EXERCISE DESCRIPTION :: Restate each of the lines below word for word and drop every picture.

Dataset entries on figures:
+++
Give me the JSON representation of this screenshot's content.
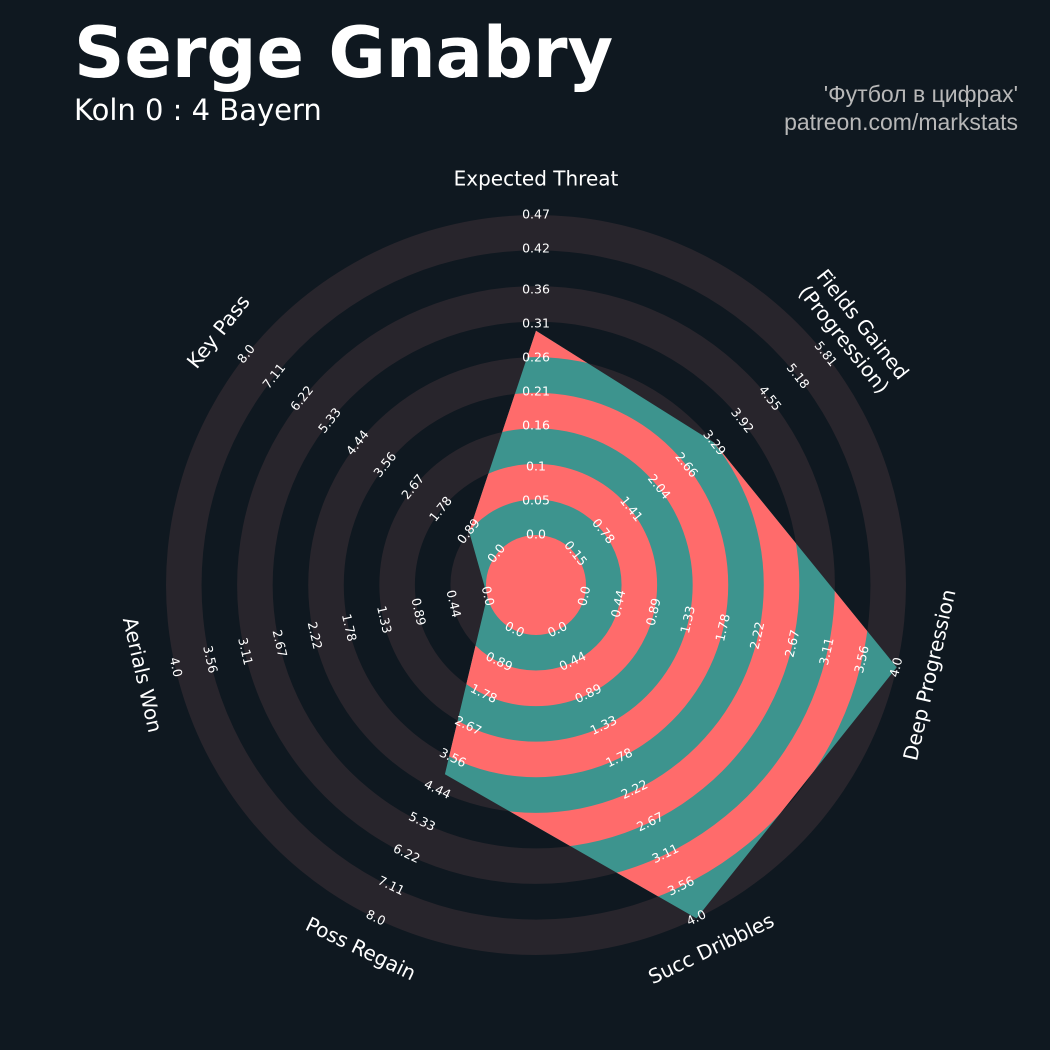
{
  "chart_data": {
    "type": "radar",
    "title": "Serge Gnabry",
    "subtitle": "Koln 0 : 4 Bayern",
    "credits": [
      "'Футбол в цифрах'",
      "patreon.com/markstats"
    ],
    "params": [
      "Expected Threat",
      "Fields Gained\n(Progression)",
      "Deep Progression",
      "Succ Dribbles",
      "Poss Regain",
      "Aerials Won",
      "Key Pass"
    ],
    "ranges": [
      [
        0,
        0.47
      ],
      [
        0.15,
        5.81
      ],
      [
        0,
        4
      ],
      [
        0,
        4
      ],
      [
        0,
        8
      ],
      [
        0,
        4
      ],
      [
        0,
        8
      ]
    ],
    "axis_ticks": [
      [
        {
          "value": 0,
          "label": "0.0"
        },
        0.05,
        0.1,
        0.16,
        0.21,
        0.26,
        0.31,
        0.36,
        0.42,
        0.47
      ],
      [
        0.15,
        0.78,
        1.41,
        2.04,
        2.66,
        3.29,
        3.92,
        4.55,
        5.18,
        5.81
      ],
      [
        {
          "value": 0,
          "label": "0.0"
        },
        0.44,
        0.89,
        1.33,
        1.78,
        2.22,
        2.67,
        3.11,
        3.56,
        {
          "value": 4,
          "label": "4.0"
        }
      ],
      [
        {
          "value": 0,
          "label": "0.0"
        },
        0.44,
        0.89,
        1.33,
        1.78,
        2.22,
        2.67,
        3.11,
        3.56,
        {
          "value": 4,
          "label": "4.0"
        }
      ],
      [
        {
          "value": 0,
          "label": "0.0"
        },
        0.89,
        1.78,
        2.67,
        3.56,
        4.44,
        5.33,
        6.22,
        7.11,
        {
          "value": 8,
          "label": "8.0"
        }
      ],
      [
        {
          "value": 0,
          "label": "0.0"
        },
        0.44,
        0.89,
        1.33,
        1.78,
        2.22,
        2.67,
        3.11,
        3.56,
        {
          "value": 4,
          "label": "4.0"
        }
      ],
      [
        {
          "value": 0,
          "label": "0.0"
        },
        0.89,
        1.78,
        2.67,
        3.56,
        4.44,
        5.33,
        6.22,
        7.11,
        {
          "value": 8,
          "label": "8.0"
        }
      ]
    ],
    "series": [
      {
        "values": [
          0.3,
          3.3,
          4.0,
          4.0,
          4.0,
          0,
          0.89
        ],
        "color": "#3d948e",
        "alt_color": "#ff6b6b"
      }
    ],
    "ring_color": "#28252c",
    "background": "#0f1820"
  }
}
+++
THE RESPONSE ::
Give me the JSON representation of this screenshot's content.
{
  "chart_data": {
    "type": "radar",
    "title": "Serge Gnabry",
    "subtitle": "Koln 0 : 4 Bayern",
    "credits": [
      "'Футбол в цифрах'",
      "patreon.com/markstats"
    ],
    "params": [
      "Expected Threat",
      "Fields Gained\n(Progression)",
      "Deep Progression",
      "Succ Dribbles",
      "Poss Regain",
      "Aerials Won",
      "Key Pass"
    ],
    "ranges": [
      [
        0,
        0.47
      ],
      [
        0.15,
        5.81
      ],
      [
        0,
        4
      ],
      [
        0,
        4
      ],
      [
        0,
        8
      ],
      [
        0,
        4
      ],
      [
        0,
        8
      ]
    ],
    "axis_ticks": [
      [
        {
          "value": 0,
          "label": "0.0"
        },
        0.05,
        0.1,
        0.16,
        0.21,
        0.26,
        0.31,
        0.36,
        0.42,
        0.47
      ],
      [
        0.15,
        0.78,
        1.41,
        2.04,
        2.66,
        3.29,
        3.92,
        4.55,
        5.18,
        5.81
      ],
      [
        {
          "value": 0,
          "label": "0.0"
        },
        0.44,
        0.89,
        1.33,
        1.78,
        2.22,
        2.67,
        3.11,
        3.56,
        {
          "value": 4,
          "label": "4.0"
        }
      ],
      [
        {
          "value": 0,
          "label": "0.0"
        },
        0.44,
        0.89,
        1.33,
        1.78,
        2.22,
        2.67,
        3.11,
        3.56,
        {
          "value": 4,
          "label": "4.0"
        }
      ],
      [
        {
          "value": 0,
          "label": "0.0"
        },
        0.89,
        1.78,
        2.67,
        3.56,
        4.44,
        5.33,
        6.22,
        7.11,
        {
          "value": 8,
          "label": "8.0"
        }
      ],
      [
        {
          "value": 0,
          "label": "0.0"
        },
        0.44,
        0.89,
        1.33,
        1.78,
        2.22,
        2.67,
        3.11,
        3.56,
        {
          "value": 4,
          "label": "4.0"
        }
      ],
      [
        {
          "value": 0,
          "label": "0.0"
        },
        0.89,
        1.78,
        2.67,
        3.56,
        4.44,
        5.33,
        6.22,
        7.11,
        {
          "value": 8,
          "label": "8.0"
        }
      ]
    ],
    "series": [
      {
        "values": [
          0.3,
          3.3,
          4.0,
          4.0,
          4.0,
          0,
          0.89
        ],
        "color": "#3d948e",
        "alt_color": "#ff6b6b"
      }
    ],
    "ring_color": "#28252c",
    "background": "#0f1820"
  }
}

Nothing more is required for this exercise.